● **Required task**:
Return every line of the data below that includes the string "общего".
-------- Records provided --------
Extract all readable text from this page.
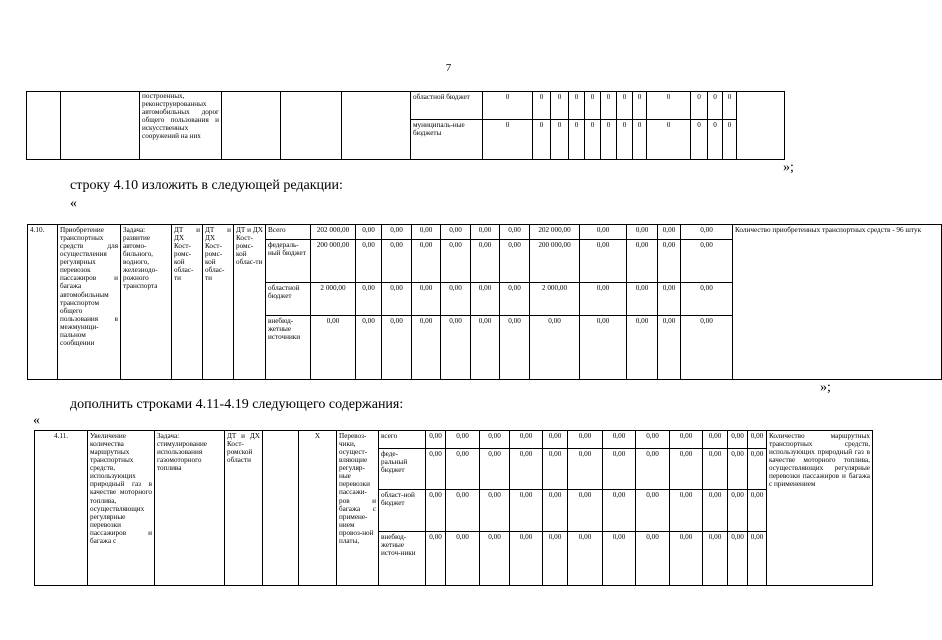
7
		построенных, реконструированных автомобильных дорог общего пользования и искусственных сооружений на них				областной бюджет	0	0	0	0	0	0	0	0	0	0	0	0	
						муниципаль-ные бюджеты	0	0	0	0	0	0	0	0	0	0	0	0	
»;
строку 4.10 изложить в следующей редакции:
«
4.10.	Приобретение транспортных средств для осуществления регулярных перевозок пассажиров и багажа автомобильным транспортом общего пользования в межмуници-пальном сообщении	Задача: развитие автомо-бильного, водного, железнодо-рожного транспорта	ДТ и ДХ Кост-ромс-кой облас-ти	ДТ и ДХ Кост-ромс-кой облас-ти	ДТ и ДХ Кост-ромс-кой облас-ти	Всего	202 000,00	0,00	0,00	0,00	0,00	0,00	0,00	202 000,00	0,00	0,00	0,00	0,00	Количество приобретенных транспортных средств - 96 штук
						федераль-ный бюджет	200 000,00	0,00	0,00	0,00	0,00	0,00	0,00	200 000,00	0,00	0,00	0,00	0,00	
						областной бюджет	2 000,00	0,00	0,00	0,00	0,00	0,00	0,00	2 000,00	0,00	0,00	0,00	0,00	
						внебюд-жетные источники	0,00	0,00	0,00	0,00	0,00	0,00	0,00	0,00	0,00	0,00	0,00	0,00	
»;
дополнить строками 4.11-4.19 следующего содержания:
«
4.11.	Увеличение количества маршрутных транспортных средств, использующих природный газ в качестве моторного топлива, осуществляющих регулярные перевозки пассажиров и багажа с	Задача: стимулирование использования газомоторного топлива	ДТ и ДХ Кост-ромской области		Х	Перевоз-чики, осущест-вляющие регуляр-ные перевозки пассажи-ров и багажа с примене-нием провоз-ной платы,	всего	0,00	0,00	0,00	0,00	0,00	0,00	0,00	0,00	0,00	0,00	0,00	0,00	Количество маршрутных транспортных средств, использующих природный газ в качестве моторного топлива, осуществляющих регулярные перевозки пассажиров и багажа с применением
							феде-ральный бюджет	0,00	0,00	0,00	0,00	0,00	0,00	0,00	0,00	0,00	0,00	0,00	0,00	
							област-ной бюджет	0,00	0,00	0,00	0,00	0,00	0,00	0,00	0,00	0,00	0,00	0,00	0,00	
							внебюд-жетные источ-ники	0,00	0,00	0,00	0,00	0,00	0,00	0,00	0,00	0,00	0,00	0,00	0,00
--------
● **Expected output**:
		построенных, реконструированных автомобильных дорог общего пользования и искусственных сооружений на них				областной бюджет	0	0	0	0	0	0	0	0	0	0	0	0	
4.10.	Приобретение транспортных средств для осуществления регулярных перевозок пассажиров и багажа автомобильным транспортом общего пользования в межмуници-пальном сообщении	Задача: развитие автомо-бильного, водного, железнодо-рожного транспорта	ДТ и ДХ Кост-ромс-кой облас-ти	ДТ и ДХ Кост-ромс-кой облас-ти	ДТ и ДХ Кост-ромс-кой облас-ти	Всего	202 000,00	0,00	0,00	0,00	0,00	0,00	0,00	202 000,00	0,00	0,00	0,00	0,00	Количество приобретенных транспортных средств - 96 штук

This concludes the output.